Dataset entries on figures
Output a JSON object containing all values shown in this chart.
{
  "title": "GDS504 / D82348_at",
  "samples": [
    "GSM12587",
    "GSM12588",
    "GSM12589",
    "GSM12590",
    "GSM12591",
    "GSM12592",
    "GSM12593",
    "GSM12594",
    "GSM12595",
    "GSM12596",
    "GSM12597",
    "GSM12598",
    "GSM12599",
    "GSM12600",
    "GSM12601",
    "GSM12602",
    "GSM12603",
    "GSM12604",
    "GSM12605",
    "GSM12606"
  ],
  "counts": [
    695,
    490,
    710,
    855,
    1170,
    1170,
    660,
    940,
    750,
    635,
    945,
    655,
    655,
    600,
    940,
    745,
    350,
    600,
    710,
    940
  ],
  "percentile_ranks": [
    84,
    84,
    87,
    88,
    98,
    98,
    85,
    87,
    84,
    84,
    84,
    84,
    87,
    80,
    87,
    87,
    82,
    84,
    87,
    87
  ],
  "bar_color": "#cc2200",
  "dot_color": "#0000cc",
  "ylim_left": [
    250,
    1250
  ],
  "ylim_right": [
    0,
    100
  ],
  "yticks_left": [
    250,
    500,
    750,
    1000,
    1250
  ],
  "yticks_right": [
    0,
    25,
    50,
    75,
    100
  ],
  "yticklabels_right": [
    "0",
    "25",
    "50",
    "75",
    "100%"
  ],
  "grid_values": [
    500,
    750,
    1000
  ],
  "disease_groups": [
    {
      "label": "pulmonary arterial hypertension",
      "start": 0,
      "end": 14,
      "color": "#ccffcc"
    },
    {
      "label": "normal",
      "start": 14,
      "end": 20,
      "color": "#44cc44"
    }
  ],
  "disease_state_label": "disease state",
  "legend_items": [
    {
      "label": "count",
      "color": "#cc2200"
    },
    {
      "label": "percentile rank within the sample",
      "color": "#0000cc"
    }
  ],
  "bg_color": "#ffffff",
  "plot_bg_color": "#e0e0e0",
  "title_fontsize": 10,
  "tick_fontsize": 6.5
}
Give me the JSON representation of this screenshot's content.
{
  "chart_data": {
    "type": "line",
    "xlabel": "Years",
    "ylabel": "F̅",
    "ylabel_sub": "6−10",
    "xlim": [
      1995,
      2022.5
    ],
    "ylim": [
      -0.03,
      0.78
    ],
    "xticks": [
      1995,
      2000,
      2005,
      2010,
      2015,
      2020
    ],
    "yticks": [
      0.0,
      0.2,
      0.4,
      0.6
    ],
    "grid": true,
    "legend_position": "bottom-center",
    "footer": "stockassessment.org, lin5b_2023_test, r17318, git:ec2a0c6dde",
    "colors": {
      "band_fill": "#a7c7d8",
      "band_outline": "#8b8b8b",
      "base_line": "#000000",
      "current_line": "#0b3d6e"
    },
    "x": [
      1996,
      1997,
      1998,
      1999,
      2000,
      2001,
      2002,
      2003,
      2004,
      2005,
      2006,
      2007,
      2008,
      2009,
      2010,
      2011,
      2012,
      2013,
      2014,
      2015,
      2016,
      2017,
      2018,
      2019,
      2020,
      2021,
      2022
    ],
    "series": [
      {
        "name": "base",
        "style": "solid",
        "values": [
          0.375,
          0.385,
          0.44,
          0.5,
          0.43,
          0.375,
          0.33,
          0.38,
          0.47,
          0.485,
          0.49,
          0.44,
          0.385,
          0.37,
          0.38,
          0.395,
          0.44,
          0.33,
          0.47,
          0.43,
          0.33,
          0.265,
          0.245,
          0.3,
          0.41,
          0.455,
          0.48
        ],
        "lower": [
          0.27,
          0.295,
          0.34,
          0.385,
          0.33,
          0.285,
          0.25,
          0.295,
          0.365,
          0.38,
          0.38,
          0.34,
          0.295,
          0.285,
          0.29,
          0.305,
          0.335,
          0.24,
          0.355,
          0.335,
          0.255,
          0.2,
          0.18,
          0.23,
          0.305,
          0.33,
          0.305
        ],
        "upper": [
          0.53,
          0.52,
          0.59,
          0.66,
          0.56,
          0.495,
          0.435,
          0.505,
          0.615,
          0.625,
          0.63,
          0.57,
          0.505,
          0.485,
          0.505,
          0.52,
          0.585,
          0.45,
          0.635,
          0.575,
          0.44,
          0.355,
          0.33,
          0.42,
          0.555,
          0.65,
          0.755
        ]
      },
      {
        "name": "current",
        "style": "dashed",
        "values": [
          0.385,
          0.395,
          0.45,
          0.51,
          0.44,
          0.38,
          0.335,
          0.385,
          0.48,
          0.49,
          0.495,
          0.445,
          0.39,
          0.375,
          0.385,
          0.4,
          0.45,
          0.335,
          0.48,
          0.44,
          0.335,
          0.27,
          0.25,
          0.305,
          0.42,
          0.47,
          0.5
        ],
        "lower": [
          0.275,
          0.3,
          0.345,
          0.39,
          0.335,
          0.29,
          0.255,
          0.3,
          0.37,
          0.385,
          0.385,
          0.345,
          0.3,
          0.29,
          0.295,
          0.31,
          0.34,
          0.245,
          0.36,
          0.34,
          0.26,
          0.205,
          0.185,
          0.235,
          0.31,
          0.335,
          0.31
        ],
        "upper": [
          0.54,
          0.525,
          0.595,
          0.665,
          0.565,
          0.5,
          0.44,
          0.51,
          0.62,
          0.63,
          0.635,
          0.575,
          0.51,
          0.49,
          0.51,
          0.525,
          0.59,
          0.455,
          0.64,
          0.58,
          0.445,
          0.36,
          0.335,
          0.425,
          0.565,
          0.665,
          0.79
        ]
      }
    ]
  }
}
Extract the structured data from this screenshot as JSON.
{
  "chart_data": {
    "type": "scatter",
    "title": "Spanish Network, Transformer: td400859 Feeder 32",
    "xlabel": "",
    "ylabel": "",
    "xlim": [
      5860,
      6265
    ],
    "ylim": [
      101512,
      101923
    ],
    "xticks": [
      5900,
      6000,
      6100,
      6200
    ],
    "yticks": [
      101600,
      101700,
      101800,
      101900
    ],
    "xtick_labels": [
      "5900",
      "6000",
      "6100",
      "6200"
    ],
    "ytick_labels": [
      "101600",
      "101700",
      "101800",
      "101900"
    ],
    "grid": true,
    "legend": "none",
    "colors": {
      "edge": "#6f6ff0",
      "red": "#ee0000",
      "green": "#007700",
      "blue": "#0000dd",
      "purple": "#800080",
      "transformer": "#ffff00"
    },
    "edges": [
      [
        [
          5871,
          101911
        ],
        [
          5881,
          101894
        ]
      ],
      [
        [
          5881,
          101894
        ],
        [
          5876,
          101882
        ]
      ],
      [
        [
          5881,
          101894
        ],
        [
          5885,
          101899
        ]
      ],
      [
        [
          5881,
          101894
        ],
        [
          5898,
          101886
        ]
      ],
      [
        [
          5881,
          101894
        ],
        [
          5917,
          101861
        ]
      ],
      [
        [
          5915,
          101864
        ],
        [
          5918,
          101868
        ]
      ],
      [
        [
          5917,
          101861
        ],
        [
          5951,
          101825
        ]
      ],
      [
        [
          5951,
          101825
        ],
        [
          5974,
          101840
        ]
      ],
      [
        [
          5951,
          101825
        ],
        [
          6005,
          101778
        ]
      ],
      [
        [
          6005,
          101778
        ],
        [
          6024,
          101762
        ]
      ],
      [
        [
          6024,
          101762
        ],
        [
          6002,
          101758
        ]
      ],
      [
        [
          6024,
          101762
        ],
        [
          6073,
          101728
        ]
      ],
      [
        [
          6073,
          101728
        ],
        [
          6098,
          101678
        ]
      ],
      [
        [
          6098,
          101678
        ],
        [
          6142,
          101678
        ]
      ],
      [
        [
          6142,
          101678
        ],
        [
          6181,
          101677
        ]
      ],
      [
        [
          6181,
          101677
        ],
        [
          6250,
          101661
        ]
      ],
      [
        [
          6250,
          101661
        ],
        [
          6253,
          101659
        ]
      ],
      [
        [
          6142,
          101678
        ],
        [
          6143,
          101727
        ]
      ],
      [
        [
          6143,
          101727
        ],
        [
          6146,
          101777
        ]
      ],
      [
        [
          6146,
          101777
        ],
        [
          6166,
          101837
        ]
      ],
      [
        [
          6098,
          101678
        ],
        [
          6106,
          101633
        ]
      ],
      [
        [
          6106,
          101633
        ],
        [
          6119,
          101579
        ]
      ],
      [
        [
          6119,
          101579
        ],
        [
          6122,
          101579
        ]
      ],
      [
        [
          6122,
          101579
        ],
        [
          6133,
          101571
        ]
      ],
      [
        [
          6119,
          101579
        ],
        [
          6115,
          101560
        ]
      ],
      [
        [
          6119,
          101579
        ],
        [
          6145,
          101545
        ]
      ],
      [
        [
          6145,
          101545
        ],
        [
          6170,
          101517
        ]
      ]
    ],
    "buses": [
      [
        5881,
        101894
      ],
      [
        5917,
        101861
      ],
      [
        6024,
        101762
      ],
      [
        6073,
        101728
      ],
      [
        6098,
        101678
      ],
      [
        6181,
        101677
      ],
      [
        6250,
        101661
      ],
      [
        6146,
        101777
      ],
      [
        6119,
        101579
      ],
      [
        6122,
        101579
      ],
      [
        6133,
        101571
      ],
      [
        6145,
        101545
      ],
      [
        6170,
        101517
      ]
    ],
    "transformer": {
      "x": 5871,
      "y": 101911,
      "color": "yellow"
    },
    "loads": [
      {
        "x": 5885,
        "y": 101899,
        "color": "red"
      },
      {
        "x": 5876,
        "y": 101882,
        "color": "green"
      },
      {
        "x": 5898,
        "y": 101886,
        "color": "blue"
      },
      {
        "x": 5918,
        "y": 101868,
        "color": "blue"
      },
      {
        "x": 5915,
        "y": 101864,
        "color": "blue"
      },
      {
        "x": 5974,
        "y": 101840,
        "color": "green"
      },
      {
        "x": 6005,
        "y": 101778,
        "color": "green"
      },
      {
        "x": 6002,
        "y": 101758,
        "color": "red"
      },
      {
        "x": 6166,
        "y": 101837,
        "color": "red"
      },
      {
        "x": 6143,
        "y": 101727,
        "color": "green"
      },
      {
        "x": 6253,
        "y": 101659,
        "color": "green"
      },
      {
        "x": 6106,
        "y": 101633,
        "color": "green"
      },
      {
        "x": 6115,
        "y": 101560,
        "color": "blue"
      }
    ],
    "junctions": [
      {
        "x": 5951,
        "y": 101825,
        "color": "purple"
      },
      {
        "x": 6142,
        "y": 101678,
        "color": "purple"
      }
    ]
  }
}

- **SET PROBLEM**: Above are the records. Copy every line in them holding "this".

- **OUTPUT OF THE TASK**:
Output a JSON object containing all values shown in this chart.
Give me the JSON representation of this screenshot's content.
Extract the structured data from this screenshot as JSON.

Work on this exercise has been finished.